Task statement
Extract all lines that hold the string "data".

Material for this task
━━━━━━

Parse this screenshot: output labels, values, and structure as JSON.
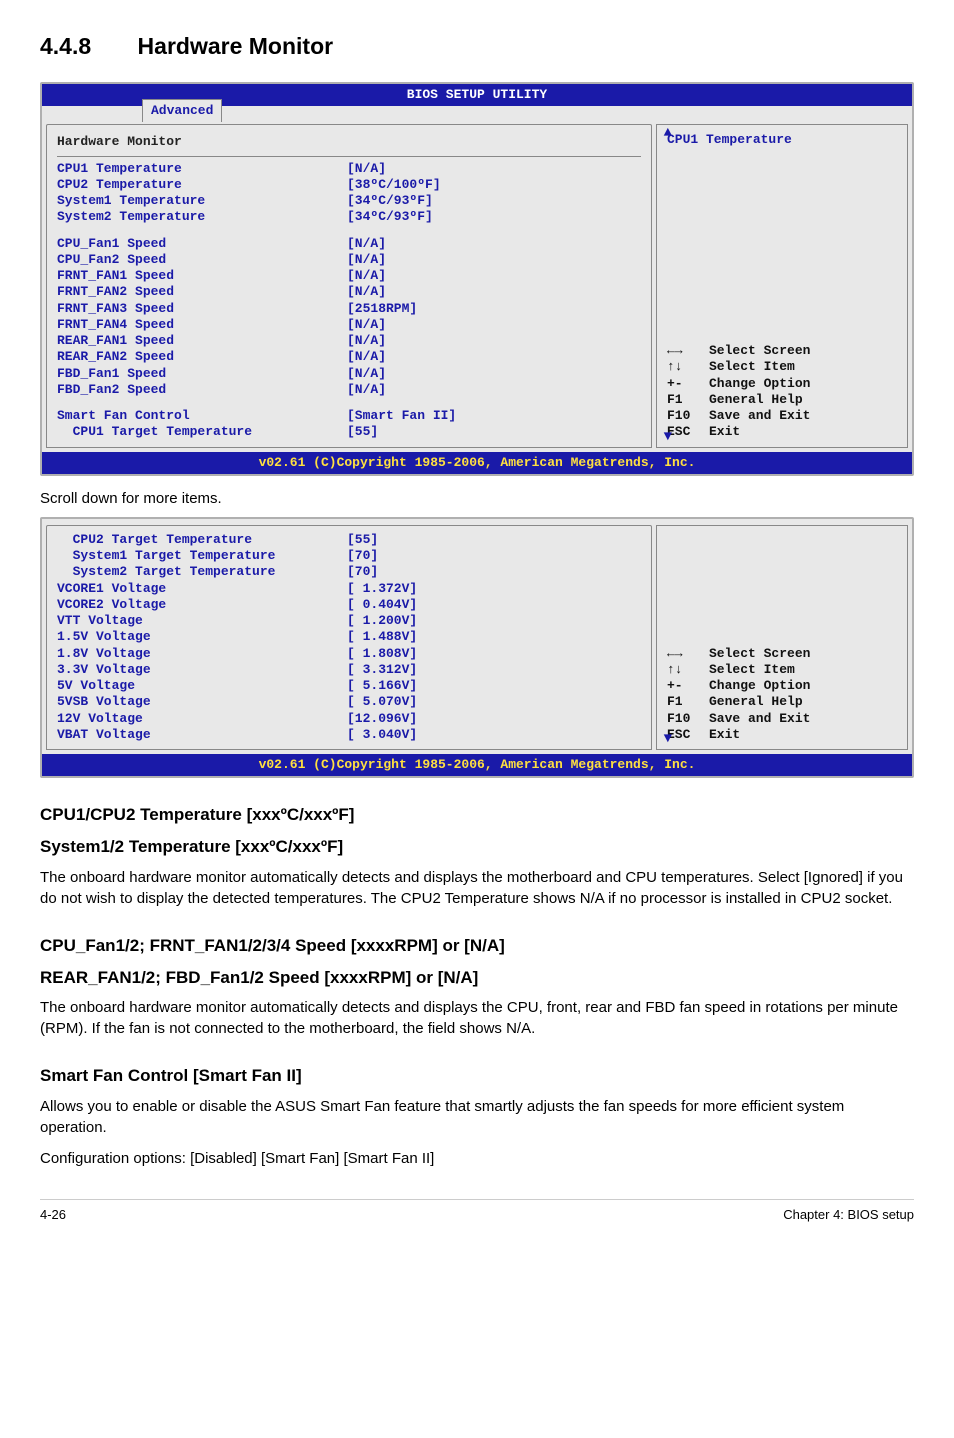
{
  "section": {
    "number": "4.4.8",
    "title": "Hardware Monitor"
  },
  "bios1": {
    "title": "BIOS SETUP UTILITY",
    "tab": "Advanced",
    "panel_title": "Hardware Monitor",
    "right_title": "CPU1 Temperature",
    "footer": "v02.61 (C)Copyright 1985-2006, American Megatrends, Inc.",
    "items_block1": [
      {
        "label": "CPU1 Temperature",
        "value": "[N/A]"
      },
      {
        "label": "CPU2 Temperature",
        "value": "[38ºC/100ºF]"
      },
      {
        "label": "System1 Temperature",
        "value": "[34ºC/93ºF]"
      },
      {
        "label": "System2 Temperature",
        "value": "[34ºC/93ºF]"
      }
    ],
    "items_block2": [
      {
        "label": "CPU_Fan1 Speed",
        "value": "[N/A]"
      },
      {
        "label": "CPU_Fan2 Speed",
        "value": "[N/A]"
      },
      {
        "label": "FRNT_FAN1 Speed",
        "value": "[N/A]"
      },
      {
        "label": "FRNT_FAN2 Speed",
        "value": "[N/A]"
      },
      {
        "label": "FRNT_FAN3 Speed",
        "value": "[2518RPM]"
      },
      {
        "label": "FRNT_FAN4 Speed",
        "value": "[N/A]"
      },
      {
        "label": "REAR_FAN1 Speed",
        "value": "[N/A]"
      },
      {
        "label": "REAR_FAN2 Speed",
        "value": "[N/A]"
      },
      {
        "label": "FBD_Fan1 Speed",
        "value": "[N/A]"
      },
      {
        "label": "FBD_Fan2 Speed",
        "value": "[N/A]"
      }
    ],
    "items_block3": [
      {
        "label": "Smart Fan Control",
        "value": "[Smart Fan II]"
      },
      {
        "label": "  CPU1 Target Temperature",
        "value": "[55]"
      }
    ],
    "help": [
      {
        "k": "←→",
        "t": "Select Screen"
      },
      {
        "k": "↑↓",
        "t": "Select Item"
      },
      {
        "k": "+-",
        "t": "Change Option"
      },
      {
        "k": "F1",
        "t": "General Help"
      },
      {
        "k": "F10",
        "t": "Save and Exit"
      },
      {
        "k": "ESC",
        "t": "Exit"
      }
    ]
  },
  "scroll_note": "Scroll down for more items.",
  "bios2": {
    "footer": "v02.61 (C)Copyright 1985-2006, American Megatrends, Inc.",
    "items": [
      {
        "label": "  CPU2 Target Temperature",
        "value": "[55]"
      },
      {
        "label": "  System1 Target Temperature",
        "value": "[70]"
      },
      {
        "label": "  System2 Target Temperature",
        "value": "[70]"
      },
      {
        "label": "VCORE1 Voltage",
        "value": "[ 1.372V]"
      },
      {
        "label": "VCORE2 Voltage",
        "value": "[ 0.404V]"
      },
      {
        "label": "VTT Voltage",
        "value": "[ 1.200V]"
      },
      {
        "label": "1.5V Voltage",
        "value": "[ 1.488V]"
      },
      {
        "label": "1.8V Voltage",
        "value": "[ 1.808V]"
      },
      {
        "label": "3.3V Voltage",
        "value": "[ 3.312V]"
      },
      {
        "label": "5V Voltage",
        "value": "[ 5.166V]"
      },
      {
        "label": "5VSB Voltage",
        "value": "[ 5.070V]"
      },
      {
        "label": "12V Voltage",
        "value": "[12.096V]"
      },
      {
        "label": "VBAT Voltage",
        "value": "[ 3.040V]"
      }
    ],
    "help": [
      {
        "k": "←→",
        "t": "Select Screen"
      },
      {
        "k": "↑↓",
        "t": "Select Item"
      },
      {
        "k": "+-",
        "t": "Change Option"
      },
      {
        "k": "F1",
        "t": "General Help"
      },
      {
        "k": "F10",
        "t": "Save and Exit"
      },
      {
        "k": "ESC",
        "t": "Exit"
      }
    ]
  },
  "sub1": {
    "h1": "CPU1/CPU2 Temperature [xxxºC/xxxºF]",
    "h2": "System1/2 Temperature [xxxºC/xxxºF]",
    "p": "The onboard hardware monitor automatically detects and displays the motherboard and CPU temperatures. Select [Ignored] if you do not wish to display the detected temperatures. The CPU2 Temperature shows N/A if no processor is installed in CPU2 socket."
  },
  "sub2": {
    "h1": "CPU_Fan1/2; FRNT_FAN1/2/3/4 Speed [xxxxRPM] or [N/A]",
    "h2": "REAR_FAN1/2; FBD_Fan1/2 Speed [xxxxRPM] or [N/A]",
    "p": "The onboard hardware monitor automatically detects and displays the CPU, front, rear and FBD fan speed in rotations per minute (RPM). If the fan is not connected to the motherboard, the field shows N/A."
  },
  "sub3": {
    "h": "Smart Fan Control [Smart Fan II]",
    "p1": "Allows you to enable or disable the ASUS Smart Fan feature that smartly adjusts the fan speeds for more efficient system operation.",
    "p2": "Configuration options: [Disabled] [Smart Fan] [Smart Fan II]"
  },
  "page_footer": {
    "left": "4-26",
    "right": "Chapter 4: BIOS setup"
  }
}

━━━━━━

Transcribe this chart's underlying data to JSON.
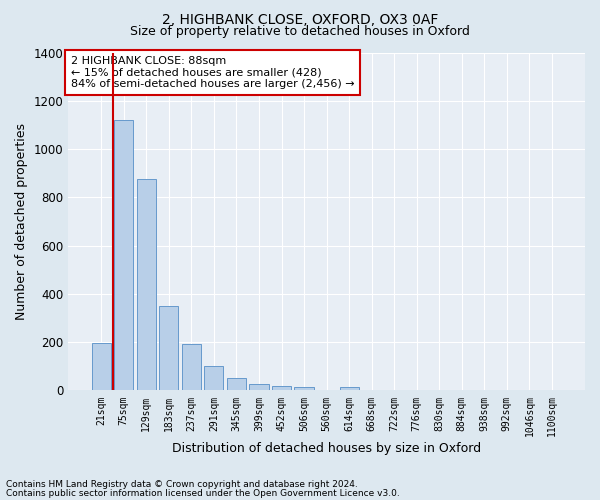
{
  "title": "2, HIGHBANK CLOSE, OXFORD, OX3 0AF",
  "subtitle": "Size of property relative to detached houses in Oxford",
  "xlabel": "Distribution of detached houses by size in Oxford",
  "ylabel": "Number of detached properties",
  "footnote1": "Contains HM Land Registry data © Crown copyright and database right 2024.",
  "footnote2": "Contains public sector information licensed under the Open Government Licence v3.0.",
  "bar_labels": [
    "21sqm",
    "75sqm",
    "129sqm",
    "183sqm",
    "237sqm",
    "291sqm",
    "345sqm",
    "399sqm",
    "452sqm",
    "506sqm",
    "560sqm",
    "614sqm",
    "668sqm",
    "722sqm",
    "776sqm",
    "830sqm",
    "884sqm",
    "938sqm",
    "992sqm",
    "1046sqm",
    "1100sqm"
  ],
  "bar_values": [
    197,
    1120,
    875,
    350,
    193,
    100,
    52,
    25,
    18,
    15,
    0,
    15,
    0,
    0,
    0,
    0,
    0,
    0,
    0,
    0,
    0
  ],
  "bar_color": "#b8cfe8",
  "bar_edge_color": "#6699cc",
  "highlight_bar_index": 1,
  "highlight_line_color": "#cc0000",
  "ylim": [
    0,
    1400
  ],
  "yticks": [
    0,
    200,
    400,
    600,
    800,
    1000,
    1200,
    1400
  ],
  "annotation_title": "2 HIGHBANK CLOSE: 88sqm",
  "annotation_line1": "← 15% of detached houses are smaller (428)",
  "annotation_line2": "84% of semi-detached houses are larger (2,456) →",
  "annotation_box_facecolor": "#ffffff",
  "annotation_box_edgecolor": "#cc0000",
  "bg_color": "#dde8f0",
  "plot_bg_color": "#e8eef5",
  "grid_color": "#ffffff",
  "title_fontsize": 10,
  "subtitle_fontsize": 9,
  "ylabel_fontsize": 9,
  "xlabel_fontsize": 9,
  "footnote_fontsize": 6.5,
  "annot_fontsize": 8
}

━━━━━━

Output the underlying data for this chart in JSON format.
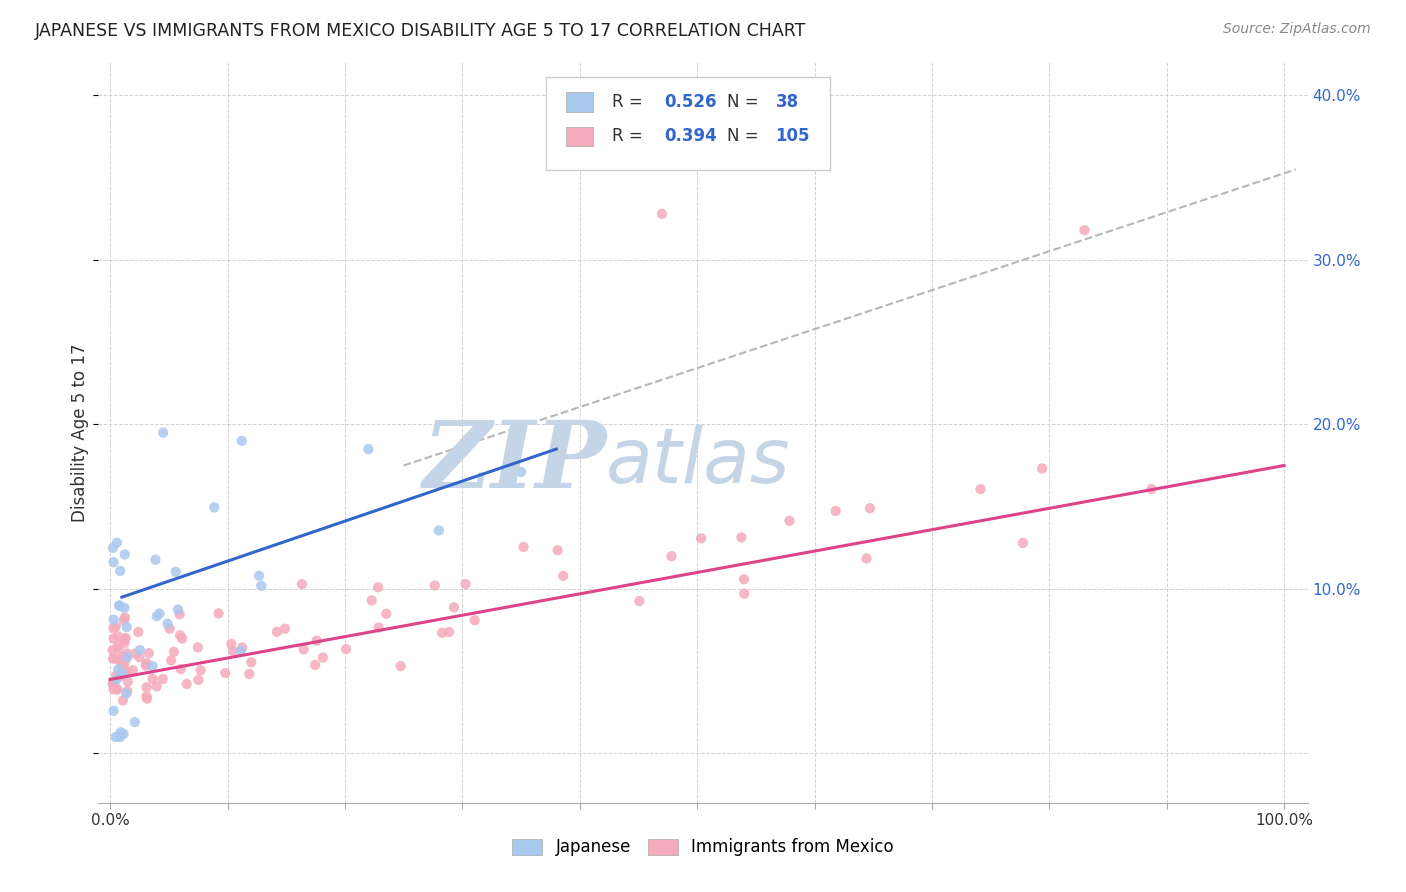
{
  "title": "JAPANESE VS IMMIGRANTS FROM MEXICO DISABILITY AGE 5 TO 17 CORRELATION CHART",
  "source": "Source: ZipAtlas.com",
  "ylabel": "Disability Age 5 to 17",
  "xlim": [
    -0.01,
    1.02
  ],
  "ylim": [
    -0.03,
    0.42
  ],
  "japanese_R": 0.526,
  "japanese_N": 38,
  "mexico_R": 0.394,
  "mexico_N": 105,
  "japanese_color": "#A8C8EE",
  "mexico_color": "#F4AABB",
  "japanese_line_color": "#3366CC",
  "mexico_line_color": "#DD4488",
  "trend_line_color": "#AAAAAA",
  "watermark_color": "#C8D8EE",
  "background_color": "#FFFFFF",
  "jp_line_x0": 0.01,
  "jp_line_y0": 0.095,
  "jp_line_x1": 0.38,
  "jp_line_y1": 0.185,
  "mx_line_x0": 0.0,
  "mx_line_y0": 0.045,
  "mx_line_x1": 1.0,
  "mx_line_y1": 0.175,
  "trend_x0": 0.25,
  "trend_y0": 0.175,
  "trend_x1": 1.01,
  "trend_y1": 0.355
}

━━━━━━

Final result
Transcribe this chart's underlying data to JSON.
  "footnote1": "Contains HM Land Registry data © Crown copyright and database right 2024.",
Output the underlying data for this chart in JSON format.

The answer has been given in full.